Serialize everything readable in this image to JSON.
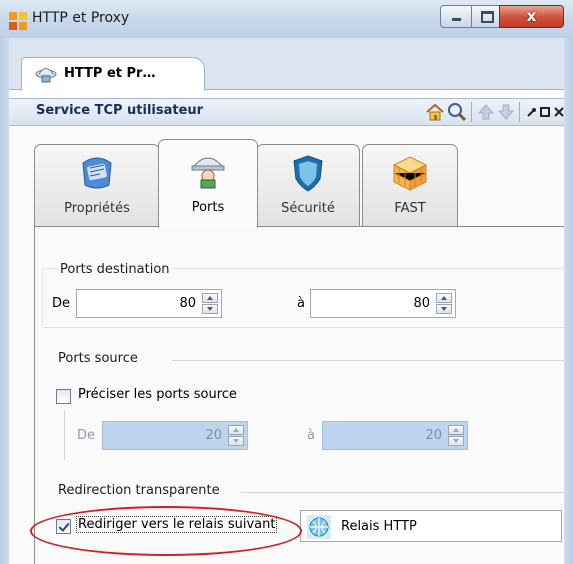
{
  "window": {
    "title": "HTTP et Proxy",
    "close_glyph": "x"
  },
  "doc_tab": {
    "label": "HTTP et Pr…",
    "icon": "network-service-icon"
  },
  "panel": {
    "title": "Service TCP utilisateur",
    "tools": [
      "home-icon",
      "search-icon",
      "arrow-up-icon",
      "arrow-down-icon",
      "pin-icon",
      "maximize-icon",
      "close-icon"
    ]
  },
  "tabs": [
    {
      "label": "Propriétés",
      "icon": "properties-icon",
      "active": false
    },
    {
      "label": "Ports",
      "icon": "ports-icon",
      "active": true
    },
    {
      "label": "Sécurité",
      "icon": "shield-icon",
      "active": false
    },
    {
      "label": "FAST",
      "icon": "fast-cube-icon",
      "active": false
    }
  ],
  "dest_ports": {
    "title": "Ports destination",
    "from_label": "De",
    "from_value": "80",
    "to_label": "à",
    "to_value": "80"
  },
  "source_ports": {
    "title": "Ports source",
    "checkbox_label": "Préciser les ports source",
    "checked": false,
    "from_label": "De",
    "from_value": "20",
    "to_label": "à",
    "to_value": "20"
  },
  "redirect": {
    "title": "Redirection transparente",
    "checkbox_label": "Rediriger vers le relais suivant",
    "checked": true,
    "relay_value": "Relais HTTP"
  },
  "colors": {
    "highlight": "#d0212a",
    "panel_title": "#15305a",
    "disabled_field": "#bdd4ee"
  }
}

#### [What you should do]
Reproduce all the entries that precede this task, word for word, minus any pictures.

#### [Answer to the problem]
Serialize everything readable in this image to JSON.
{
  "window": {
    "title": "HTTP et Proxy",
    "close_glyph": "x"
  },
  "doc_tab": {
    "label": "HTTP et Pr…",
    "icon": "network-service-icon"
  },
  "panel": {
    "title": "Service TCP utilisateur",
    "tools": [
      "home-icon",
      "search-icon",
      "arrow-up-icon",
      "arrow-down-icon",
      "pin-icon",
      "maximize-icon",
      "close-icon"
    ]
  },
  "tabs": [
    {
      "label": "Propriétés",
      "icon": "properties-icon",
      "active": false
    },
    {
      "label": "Ports",
      "icon": "ports-icon",
      "active": true
    },
    {
      "label": "Sécurité",
      "icon": "shield-icon",
      "active": false
    },
    {
      "label": "FAST",
      "icon": "fast-cube-icon",
      "active": false
    }
  ],
  "dest_ports": {
    "title": "Ports destination",
    "from_label": "De",
    "from_value": "80",
    "to_label": "à",
    "to_value": "80"
  },
  "source_ports": {
    "title": "Ports source",
    "checkbox_label": "Préciser les ports source",
    "checked": false,
    "from_label": "De",
    "from_value": "20",
    "to_label": "à",
    "to_value": "20"
  },
  "redirect": {
    "title": "Redirection transparente",
    "checkbox_label": "Rediriger vers le relais suivant",
    "checked": true,
    "relay_value": "Relais HTTP"
  },
  "colors": {
    "highlight": "#d0212a",
    "panel_title": "#15305a",
    "disabled_field": "#bdd4ee"
  }
}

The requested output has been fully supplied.